**TASK DESCRIPTION:**
Spot each line that carries the word "geen"; copy those lines.

[GIVEN DATA start]

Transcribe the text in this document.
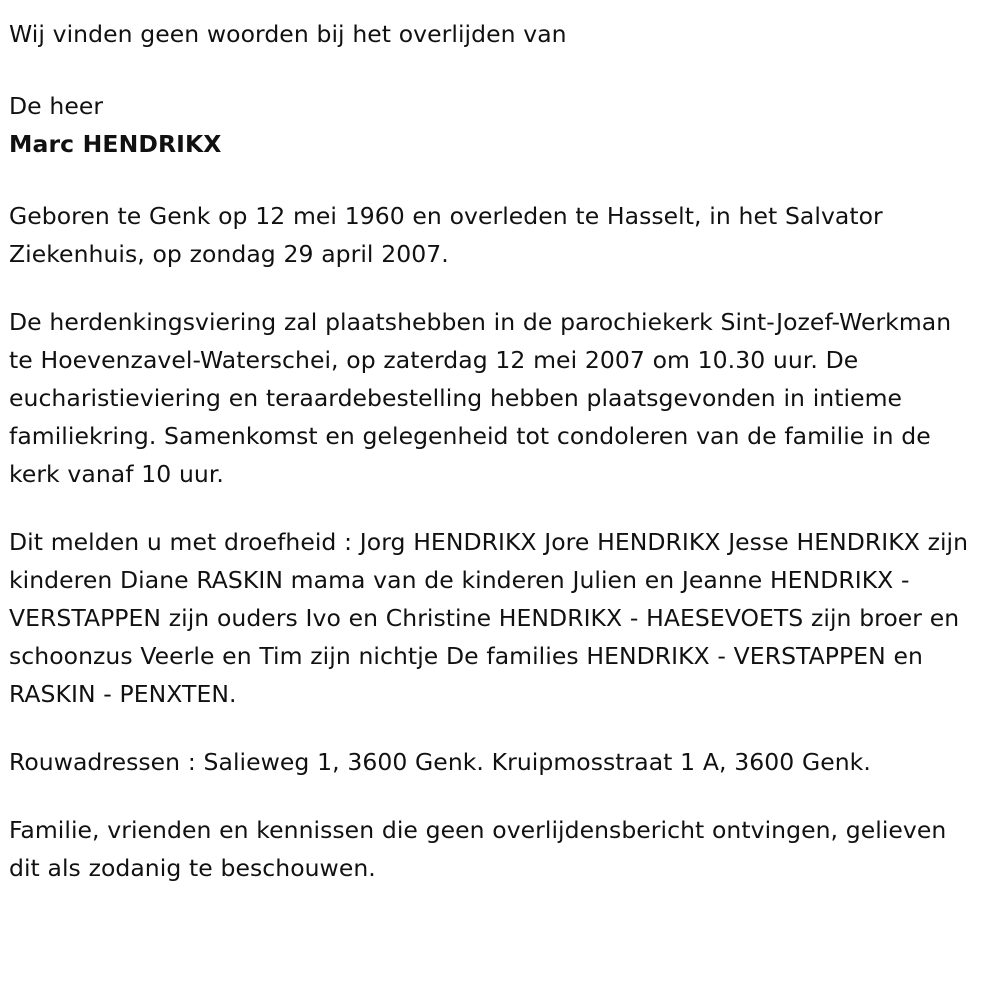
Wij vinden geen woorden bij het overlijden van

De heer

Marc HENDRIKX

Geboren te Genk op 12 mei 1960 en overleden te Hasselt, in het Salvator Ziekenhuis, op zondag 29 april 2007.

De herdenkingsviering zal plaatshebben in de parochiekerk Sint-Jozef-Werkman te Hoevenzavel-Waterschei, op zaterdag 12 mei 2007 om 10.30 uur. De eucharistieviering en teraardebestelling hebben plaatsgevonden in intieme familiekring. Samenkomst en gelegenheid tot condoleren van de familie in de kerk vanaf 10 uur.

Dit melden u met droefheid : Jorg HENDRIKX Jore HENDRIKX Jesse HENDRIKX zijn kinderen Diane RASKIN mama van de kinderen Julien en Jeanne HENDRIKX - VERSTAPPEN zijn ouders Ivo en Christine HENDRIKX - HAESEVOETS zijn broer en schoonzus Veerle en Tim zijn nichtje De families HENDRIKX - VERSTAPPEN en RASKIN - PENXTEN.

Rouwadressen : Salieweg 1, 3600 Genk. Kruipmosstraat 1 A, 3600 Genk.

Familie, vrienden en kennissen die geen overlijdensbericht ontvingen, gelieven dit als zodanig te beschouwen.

[GIVEN DATA end]

**TASK RESPONSE:**
Wij vinden geen woorden bij het overlijden van
Familie, vrienden en kennissen die geen overlijdensbericht ontvingen, gelieven dit als zodanig te beschouwen.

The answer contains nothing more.